● What you should do
Find the lines containing "Marcio" and say how many there are, with no other words.

***** Recorded data

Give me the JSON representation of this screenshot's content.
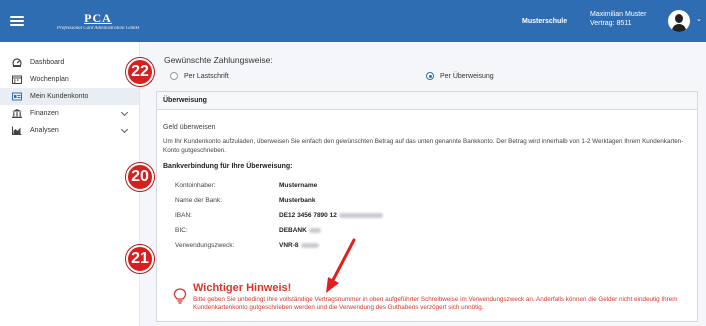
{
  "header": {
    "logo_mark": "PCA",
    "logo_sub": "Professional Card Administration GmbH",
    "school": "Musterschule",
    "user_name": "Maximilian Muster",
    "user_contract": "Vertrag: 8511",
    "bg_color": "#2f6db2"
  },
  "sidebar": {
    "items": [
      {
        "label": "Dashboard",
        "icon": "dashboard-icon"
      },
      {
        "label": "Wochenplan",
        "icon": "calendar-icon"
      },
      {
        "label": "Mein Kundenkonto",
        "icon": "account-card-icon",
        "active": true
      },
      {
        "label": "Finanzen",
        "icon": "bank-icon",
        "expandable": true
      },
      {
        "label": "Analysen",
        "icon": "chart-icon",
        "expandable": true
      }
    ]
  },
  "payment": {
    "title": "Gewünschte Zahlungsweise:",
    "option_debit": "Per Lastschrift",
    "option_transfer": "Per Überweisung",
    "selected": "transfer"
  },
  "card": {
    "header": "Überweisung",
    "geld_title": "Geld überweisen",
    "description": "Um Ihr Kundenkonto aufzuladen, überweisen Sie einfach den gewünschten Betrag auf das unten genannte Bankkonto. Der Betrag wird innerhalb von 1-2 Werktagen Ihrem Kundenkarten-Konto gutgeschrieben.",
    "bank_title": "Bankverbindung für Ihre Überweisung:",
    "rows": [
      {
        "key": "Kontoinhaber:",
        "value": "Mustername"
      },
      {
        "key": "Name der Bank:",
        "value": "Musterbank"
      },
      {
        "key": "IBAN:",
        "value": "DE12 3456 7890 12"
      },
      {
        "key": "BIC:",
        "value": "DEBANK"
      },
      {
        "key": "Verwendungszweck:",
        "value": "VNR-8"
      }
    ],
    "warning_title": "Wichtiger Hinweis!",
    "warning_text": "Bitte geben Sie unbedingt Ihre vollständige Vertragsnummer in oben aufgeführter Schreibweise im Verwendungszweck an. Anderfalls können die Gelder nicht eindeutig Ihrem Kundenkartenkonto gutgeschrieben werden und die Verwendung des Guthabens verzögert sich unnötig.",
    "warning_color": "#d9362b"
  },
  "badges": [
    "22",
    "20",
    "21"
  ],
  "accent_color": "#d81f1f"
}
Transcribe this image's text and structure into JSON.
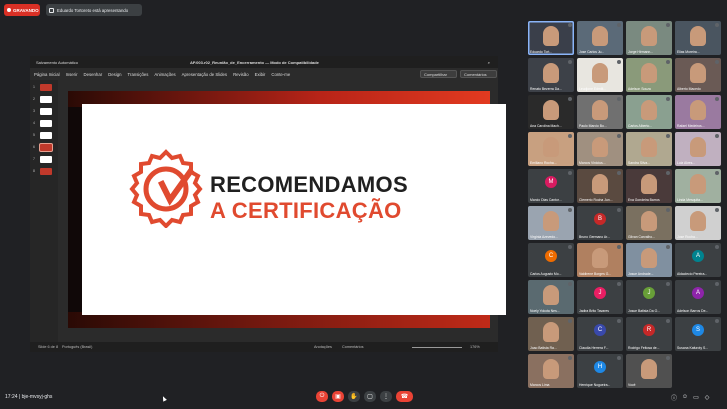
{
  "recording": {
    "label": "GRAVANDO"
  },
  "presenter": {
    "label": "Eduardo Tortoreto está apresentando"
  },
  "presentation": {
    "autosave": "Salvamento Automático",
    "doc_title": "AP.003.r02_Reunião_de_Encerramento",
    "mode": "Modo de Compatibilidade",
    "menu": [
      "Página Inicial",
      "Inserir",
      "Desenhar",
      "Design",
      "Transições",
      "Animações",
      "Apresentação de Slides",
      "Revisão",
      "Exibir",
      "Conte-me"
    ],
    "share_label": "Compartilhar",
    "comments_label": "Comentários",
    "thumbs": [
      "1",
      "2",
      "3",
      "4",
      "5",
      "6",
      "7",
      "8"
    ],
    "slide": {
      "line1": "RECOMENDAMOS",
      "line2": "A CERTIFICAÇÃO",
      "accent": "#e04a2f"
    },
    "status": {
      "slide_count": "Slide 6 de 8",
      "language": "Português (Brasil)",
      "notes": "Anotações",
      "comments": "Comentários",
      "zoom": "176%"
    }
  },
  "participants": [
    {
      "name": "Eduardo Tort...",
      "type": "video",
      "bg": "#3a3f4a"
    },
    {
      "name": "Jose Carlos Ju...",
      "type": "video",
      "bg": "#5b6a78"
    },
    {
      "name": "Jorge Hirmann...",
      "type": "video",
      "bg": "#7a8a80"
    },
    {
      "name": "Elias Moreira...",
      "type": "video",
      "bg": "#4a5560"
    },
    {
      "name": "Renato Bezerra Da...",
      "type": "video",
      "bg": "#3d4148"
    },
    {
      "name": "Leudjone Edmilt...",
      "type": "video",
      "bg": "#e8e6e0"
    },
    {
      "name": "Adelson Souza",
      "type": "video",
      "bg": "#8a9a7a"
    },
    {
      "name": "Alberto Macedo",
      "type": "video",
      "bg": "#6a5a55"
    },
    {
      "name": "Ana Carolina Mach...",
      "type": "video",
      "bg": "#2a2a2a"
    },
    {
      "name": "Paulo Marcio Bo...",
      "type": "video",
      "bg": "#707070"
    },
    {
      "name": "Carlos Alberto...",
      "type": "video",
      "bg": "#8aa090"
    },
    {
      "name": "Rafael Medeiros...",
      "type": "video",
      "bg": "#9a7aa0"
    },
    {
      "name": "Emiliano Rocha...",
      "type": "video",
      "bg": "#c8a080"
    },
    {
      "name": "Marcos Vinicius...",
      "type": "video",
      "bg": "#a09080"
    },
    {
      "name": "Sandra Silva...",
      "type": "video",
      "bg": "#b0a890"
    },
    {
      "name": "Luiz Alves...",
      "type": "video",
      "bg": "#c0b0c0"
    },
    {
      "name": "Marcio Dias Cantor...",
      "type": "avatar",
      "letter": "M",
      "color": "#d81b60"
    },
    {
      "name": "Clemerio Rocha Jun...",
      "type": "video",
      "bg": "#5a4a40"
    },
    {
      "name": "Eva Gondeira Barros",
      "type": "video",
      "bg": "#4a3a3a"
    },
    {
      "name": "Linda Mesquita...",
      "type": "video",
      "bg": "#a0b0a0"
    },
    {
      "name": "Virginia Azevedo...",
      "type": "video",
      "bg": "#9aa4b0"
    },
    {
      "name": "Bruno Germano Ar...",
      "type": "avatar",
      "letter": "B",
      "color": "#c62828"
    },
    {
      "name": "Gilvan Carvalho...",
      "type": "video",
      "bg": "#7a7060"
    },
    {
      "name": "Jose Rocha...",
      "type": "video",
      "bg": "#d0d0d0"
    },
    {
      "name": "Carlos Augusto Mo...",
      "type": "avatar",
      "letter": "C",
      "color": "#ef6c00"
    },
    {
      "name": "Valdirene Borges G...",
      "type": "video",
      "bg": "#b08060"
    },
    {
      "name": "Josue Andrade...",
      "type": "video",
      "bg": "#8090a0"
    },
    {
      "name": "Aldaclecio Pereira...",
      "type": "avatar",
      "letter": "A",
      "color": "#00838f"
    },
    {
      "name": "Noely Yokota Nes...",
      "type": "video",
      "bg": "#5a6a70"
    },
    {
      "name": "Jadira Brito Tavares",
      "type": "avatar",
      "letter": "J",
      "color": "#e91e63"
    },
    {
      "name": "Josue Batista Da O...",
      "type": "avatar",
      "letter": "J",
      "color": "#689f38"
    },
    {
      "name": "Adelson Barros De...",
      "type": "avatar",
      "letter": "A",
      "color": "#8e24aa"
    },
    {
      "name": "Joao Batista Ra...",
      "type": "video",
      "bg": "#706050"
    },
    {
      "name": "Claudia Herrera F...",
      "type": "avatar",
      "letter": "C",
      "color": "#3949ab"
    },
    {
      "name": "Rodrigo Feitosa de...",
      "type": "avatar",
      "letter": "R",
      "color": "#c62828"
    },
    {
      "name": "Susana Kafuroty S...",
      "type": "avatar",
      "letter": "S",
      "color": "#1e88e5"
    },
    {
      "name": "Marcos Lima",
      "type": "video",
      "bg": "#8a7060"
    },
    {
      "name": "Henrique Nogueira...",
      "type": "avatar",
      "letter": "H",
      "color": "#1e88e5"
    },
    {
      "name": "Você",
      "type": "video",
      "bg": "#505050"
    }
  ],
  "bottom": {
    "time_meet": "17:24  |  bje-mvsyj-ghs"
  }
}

**********

● Answer
2